Source data
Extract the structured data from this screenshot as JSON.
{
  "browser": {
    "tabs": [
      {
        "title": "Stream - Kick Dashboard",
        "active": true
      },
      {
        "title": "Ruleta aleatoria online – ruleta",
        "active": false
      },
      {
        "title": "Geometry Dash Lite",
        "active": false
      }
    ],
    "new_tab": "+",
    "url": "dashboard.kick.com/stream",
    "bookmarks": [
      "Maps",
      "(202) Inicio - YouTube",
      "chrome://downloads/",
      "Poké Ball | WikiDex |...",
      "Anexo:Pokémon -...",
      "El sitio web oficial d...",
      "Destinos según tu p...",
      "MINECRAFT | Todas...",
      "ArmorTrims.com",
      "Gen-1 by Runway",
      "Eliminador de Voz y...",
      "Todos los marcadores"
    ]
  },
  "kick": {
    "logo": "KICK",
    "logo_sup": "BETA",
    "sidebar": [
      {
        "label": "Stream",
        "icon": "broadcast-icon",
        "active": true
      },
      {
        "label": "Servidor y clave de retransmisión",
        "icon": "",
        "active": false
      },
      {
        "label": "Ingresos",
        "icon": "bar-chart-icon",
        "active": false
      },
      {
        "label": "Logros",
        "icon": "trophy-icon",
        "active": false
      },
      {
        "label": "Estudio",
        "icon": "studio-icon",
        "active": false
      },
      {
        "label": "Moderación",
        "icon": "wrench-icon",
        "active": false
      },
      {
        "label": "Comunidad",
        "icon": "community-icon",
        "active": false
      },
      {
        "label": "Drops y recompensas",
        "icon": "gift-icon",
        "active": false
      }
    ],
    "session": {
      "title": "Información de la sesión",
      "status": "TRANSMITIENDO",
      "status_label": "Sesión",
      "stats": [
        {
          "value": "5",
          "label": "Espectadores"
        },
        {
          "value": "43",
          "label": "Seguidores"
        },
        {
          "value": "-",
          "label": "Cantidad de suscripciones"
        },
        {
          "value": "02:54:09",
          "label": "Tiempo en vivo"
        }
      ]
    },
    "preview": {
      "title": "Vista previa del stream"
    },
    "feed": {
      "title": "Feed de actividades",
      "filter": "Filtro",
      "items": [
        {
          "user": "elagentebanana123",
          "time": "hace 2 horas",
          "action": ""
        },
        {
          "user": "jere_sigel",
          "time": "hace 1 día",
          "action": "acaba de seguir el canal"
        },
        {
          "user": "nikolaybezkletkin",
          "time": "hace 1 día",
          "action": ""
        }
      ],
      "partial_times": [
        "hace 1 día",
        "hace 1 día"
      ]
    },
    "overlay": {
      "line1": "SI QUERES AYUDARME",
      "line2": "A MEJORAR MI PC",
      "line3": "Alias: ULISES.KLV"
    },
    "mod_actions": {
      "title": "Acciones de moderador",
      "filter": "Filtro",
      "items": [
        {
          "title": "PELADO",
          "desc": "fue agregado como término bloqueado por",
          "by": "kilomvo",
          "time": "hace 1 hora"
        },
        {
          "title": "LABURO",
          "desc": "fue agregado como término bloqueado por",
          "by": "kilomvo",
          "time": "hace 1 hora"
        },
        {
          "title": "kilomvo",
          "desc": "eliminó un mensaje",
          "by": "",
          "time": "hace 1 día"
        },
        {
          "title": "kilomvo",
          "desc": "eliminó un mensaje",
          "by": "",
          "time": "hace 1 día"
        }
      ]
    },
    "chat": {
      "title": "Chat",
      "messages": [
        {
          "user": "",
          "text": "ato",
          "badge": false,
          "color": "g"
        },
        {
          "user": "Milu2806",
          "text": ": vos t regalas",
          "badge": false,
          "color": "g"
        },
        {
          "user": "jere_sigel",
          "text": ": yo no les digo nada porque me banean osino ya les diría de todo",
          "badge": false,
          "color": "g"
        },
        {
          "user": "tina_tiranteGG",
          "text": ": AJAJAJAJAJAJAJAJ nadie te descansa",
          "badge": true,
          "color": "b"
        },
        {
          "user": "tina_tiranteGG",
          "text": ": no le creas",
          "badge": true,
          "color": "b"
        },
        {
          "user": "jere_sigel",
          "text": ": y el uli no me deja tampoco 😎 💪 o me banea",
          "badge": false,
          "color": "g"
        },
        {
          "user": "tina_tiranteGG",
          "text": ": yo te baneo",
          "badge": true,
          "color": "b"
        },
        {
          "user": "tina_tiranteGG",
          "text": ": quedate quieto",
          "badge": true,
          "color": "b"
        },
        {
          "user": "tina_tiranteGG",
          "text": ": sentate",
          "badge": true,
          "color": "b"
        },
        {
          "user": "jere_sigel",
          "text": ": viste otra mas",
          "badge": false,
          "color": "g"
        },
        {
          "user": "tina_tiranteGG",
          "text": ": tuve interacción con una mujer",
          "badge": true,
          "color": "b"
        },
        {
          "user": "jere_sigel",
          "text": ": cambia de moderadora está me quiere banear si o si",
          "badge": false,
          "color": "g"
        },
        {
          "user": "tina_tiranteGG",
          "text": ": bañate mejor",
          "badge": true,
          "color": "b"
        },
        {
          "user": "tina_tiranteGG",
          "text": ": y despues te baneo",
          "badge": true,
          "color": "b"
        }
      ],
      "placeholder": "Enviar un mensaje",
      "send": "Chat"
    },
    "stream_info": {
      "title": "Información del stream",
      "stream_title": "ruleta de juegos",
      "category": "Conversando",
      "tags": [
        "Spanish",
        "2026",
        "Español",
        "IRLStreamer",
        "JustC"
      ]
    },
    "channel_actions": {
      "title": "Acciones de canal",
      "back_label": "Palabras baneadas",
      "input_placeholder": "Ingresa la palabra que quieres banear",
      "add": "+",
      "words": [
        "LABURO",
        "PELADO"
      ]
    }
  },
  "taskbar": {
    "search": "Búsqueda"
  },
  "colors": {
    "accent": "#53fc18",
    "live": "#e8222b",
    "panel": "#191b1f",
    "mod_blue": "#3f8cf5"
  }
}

** WRITTEN REQUEST **
Copy every line of the records word for word.

** EXPECTED ANSWER **
Extract the structured data from this screenshot as JSON.
{
  "browser": {
    "tabs": [
      {
        "title": "Stream - Kick Dashboard",
        "active": true
      },
      {
        "title": "Ruleta aleatoria online – ruleta",
        "active": false
      },
      {
        "title": "Geometry Dash Lite",
        "active": false
      }
    ],
    "new_tab": "+",
    "url": "dashboard.kick.com/stream",
    "bookmarks": [
      "Maps",
      "(202) Inicio - YouTube",
      "chrome://downloads/",
      "Poké Ball | WikiDex |...",
      "Anexo:Pokémon -...",
      "El sitio web oficial d...",
      "Destinos según tu p...",
      "MINECRAFT | Todas...",
      "ArmorTrims.com",
      "Gen-1 by Runway",
      "Eliminador de Voz y...",
      "Todos los marcadores"
    ]
  },
  "kick": {
    "logo": "KICK",
    "logo_sup": "BETA",
    "sidebar": [
      {
        "label": "Stream",
        "icon": "broadcast-icon",
        "active": true
      },
      {
        "label": "Servidor y clave de retransmisión",
        "icon": "",
        "active": false
      },
      {
        "label": "Ingresos",
        "icon": "bar-chart-icon",
        "active": false
      },
      {
        "label": "Logros",
        "icon": "trophy-icon",
        "active": false
      },
      {
        "label": "Estudio",
        "icon": "studio-icon",
        "active": false
      },
      {
        "label": "Moderación",
        "icon": "wrench-icon",
        "active": false
      },
      {
        "label": "Comunidad",
        "icon": "community-icon",
        "active": false
      },
      {
        "label": "Drops y recompensas",
        "icon": "gift-icon",
        "active": false
      }
    ],
    "session": {
      "title": "Información de la sesión",
      "status": "TRANSMITIENDO",
      "status_label": "Sesión",
      "stats": [
        {
          "value": "5",
          "label": "Espectadores"
        },
        {
          "value": "43",
          "label": "Seguidores"
        },
        {
          "value": "-",
          "label": "Cantidad de suscripciones"
        },
        {
          "value": "02:54:09",
          "label": "Tiempo en vivo"
        }
      ]
    },
    "preview": {
      "title": "Vista previa del stream"
    },
    "feed": {
      "title": "Feed de actividades",
      "filter": "Filtro",
      "items": [
        {
          "user": "elagentebanana123",
          "time": "hace 2 horas",
          "action": ""
        },
        {
          "user": "jere_sigel",
          "time": "hace 1 día",
          "action": "acaba de seguir el canal"
        },
        {
          "user": "nikolaybezkletkin",
          "time": "hace 1 día",
          "action": ""
        }
      ],
      "partial_times": [
        "hace 1 día",
        "hace 1 día"
      ]
    },
    "overlay": {
      "line1": "SI QUERES AYUDARME",
      "line2": "A MEJORAR MI PC",
      "line3": "Alias: ULISES.KLV"
    },
    "mod_actions": {
      "title": "Acciones de moderador",
      "filter": "Filtro",
      "items": [
        {
          "title": "PELADO",
          "desc": "fue agregado como término bloqueado por",
          "by": "kilomvo",
          "time": "hace 1 hora"
        },
        {
          "title": "LABURO",
          "desc": "fue agregado como término bloqueado por",
          "by": "kilomvo",
          "time": "hace 1 hora"
        },
        {
          "title": "kilomvo",
          "desc": "eliminó un mensaje",
          "by": "",
          "time": "hace 1 día"
        },
        {
          "title": "kilomvo",
          "desc": "eliminó un mensaje",
          "by": "",
          "time": "hace 1 día"
        }
      ]
    },
    "chat": {
      "title": "Chat",
      "messages": [
        {
          "user": "",
          "text": "ato",
          "badge": false,
          "color": "g"
        },
        {
          "user": "Milu2806",
          "text": ": vos t regalas",
          "badge": false,
          "color": "g"
        },
        {
          "user": "jere_sigel",
          "text": ": yo no les digo nada porque me banean osino ya les diría de todo",
          "badge": false,
          "color": "g"
        },
        {
          "user": "tina_tiranteGG",
          "text": ": AJAJAJAJAJAJAJAJ nadie te descansa",
          "badge": true,
          "color": "b"
        },
        {
          "user": "tina_tiranteGG",
          "text": ": no le creas",
          "badge": true,
          "color": "b"
        },
        {
          "user": "jere_sigel",
          "text": ": y el uli no me deja tampoco 😎 💪 o me banea",
          "badge": false,
          "color": "g"
        },
        {
          "user": "tina_tiranteGG",
          "text": ": yo te baneo",
          "badge": true,
          "color": "b"
        },
        {
          "user": "tina_tiranteGG",
          "text": ": quedate quieto",
          "badge": true,
          "color": "b"
        },
        {
          "user": "tina_tiranteGG",
          "text": ": sentate",
          "badge": true,
          "color": "b"
        },
        {
          "user": "jere_sigel",
          "text": ": viste otra mas",
          "badge": false,
          "color": "g"
        },
        {
          "user": "tina_tiranteGG",
          "text": ": tuve interacción con una mujer",
          "badge": true,
          "color": "b"
        },
        {
          "user": "jere_sigel",
          "text": ": cambia de moderadora está me quiere banear si o si",
          "badge": false,
          "color": "g"
        },
        {
          "user": "tina_tiranteGG",
          "text": ": bañate mejor",
          "badge": true,
          "color": "b"
        },
        {
          "user": "tina_tiranteGG",
          "text": ": y despues te baneo",
          "badge": true,
          "color": "b"
        }
      ],
      "placeholder": "Enviar un mensaje",
      "send": "Chat"
    },
    "stream_info": {
      "title": "Información del stream",
      "stream_title": "ruleta de juegos",
      "category": "Conversando",
      "tags": [
        "Spanish",
        "2026",
        "Español",
        "IRLStreamer",
        "JustC"
      ]
    },
    "channel_actions": {
      "title": "Acciones de canal",
      "back_label": "Palabras baneadas",
      "input_placeholder": "Ingresa la palabra que quieres banear",
      "add": "+",
      "words": [
        "LABURO",
        "PELADO"
      ]
    }
  },
  "taskbar": {
    "search": "Búsqueda"
  },
  "colors": {
    "accent": "#53fc18",
    "live": "#e8222b",
    "panel": "#191b1f",
    "mod_blue": "#3f8cf5"
  }
}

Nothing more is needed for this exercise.